─── Records to use

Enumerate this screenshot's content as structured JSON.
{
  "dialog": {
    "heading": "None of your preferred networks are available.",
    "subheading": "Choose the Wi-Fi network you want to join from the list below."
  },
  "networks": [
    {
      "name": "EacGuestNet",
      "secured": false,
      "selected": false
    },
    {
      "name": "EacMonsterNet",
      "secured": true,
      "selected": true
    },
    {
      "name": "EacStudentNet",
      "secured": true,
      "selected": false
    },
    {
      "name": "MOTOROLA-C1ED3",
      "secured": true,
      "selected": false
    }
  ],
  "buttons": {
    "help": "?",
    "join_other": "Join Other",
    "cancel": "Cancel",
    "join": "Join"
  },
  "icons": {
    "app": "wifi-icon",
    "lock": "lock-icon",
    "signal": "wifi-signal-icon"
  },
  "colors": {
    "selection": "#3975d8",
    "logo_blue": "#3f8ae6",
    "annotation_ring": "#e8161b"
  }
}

──────

Exercise objective. Output all preceding records character for character.

Finished exercise.
Enumerate this screenshot's content as structured JSON.
{
  "dialog": {
    "heading": "None of your preferred networks are available.",
    "subheading": "Choose the Wi-Fi network you want to join from the list below."
  },
  "networks": [
    {
      "name": "EacGuestNet",
      "secured": false,
      "selected": false
    },
    {
      "name": "EacMonsterNet",
      "secured": true,
      "selected": true
    },
    {
      "name": "EacStudentNet",
      "secured": true,
      "selected": false
    },
    {
      "name": "MOTOROLA-C1ED3",
      "secured": true,
      "selected": false
    }
  ],
  "buttons": {
    "help": "?",
    "join_other": "Join Other",
    "cancel": "Cancel",
    "join": "Join"
  },
  "icons": {
    "app": "wifi-icon",
    "lock": "lock-icon",
    "signal": "wifi-signal-icon"
  },
  "colors": {
    "selection": "#3975d8",
    "logo_blue": "#3f8ae6",
    "annotation_ring": "#e8161b"
  }
}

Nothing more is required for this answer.